## EXERCISE DIRECTIONS:
Your task is to copy the listing exactly, with the pictures left out.

Saved data entries:
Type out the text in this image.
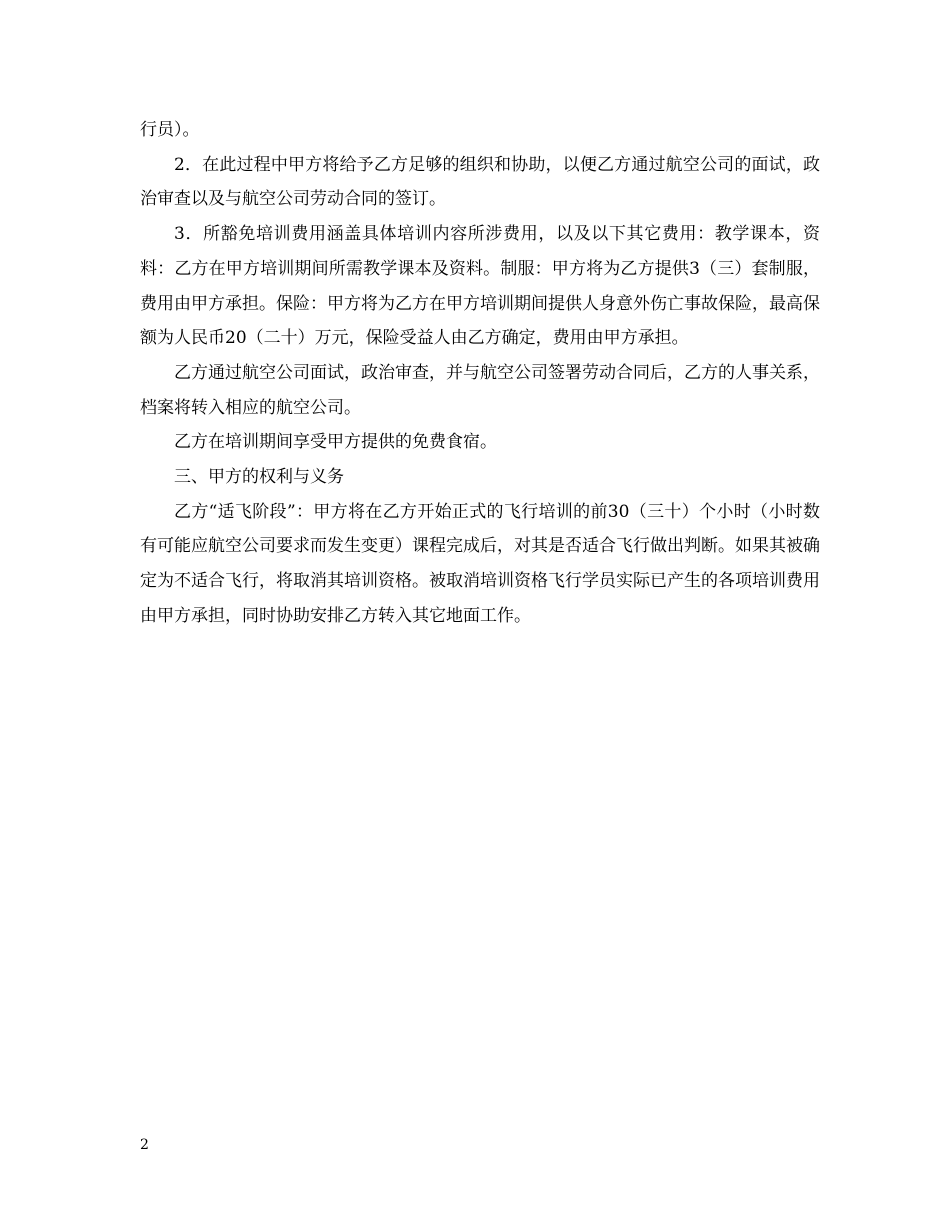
行员）。

2．在此过程中甲方将给予乙方足够的组织和协助，以便乙方通过航空公司的面试，政治审查以及与航空公司劳动合同的签订。

3．所豁免培训费用涵盖具体培训内容所涉费用，以及以下其它费用：教学课本，资料：乙方在甲方培训期间所需教学课本及资料。制服：甲方将为乙方提供3（三）套制服，费用由甲方承担。保险：甲方将为乙方在甲方培训期间提供人身意外伤亡事故保险，最高保额为人民币20（二十）万元，保险受益人由乙方确定，费用由甲方承担。

乙方通过航空公司面试，政治审查，并与航空公司签署劳动合同后，乙方的人事关系，档案将转入相应的航空公司。

乙方在培训期间享受甲方提供的免费食宿。

三、甲方的权利与义务

乙方“适飞阶段”：甲方将在乙方开始正式的飞行培训的前30（三十）个小时（小时数有可能应航空公司要求而发生变更）课程完成后，对其是否适合飞行做出判断。如果其被确定为不适合飞行，将取消其培训资格。被取消培训资格飞行学员实际已产生的各项培训费用由甲方承担，同时协助安排乙方转入其它地面工作。

2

## COMPLETE ANSWER:
Type out the text in this image.
行员）。

2．在此过程中甲方将给予乙方足够的组织和协助，以便乙方通过航空公司的面试，政治审查以及与航空公司劳动合同的签订。

3．所豁免培训费用涵盖具体培训内容所涉费用，以及以下其它费用：教学课本，资料：乙方在甲方培训期间所需教学课本及资料。制服：甲方将为乙方提供3（三）套制服，费用由甲方承担。保险：甲方将为乙方在甲方培训期间提供人身意外伤亡事故保险，最高保额为人民币20（二十）万元，保险受益人由乙方确定，费用由甲方承担。

乙方通过航空公司面试，政治审查，并与航空公司签署劳动合同后，乙方的人事关系，档案将转入相应的航空公司。

乙方在培训期间享受甲方提供的免费食宿。

三、甲方的权利与义务

乙方“适飞阶段”：甲方将在乙方开始正式的飞行培训的前30（三十）个小时（小时数有可能应航空公司要求而发生变更）课程完成后，对其是否适合飞行做出判断。如果其被确定为不适合飞行，将取消其培训资格。被取消培训资格飞行学员实际已产生的各项培训费用由甲方承担，同时协助安排乙方转入其它地面工作。

2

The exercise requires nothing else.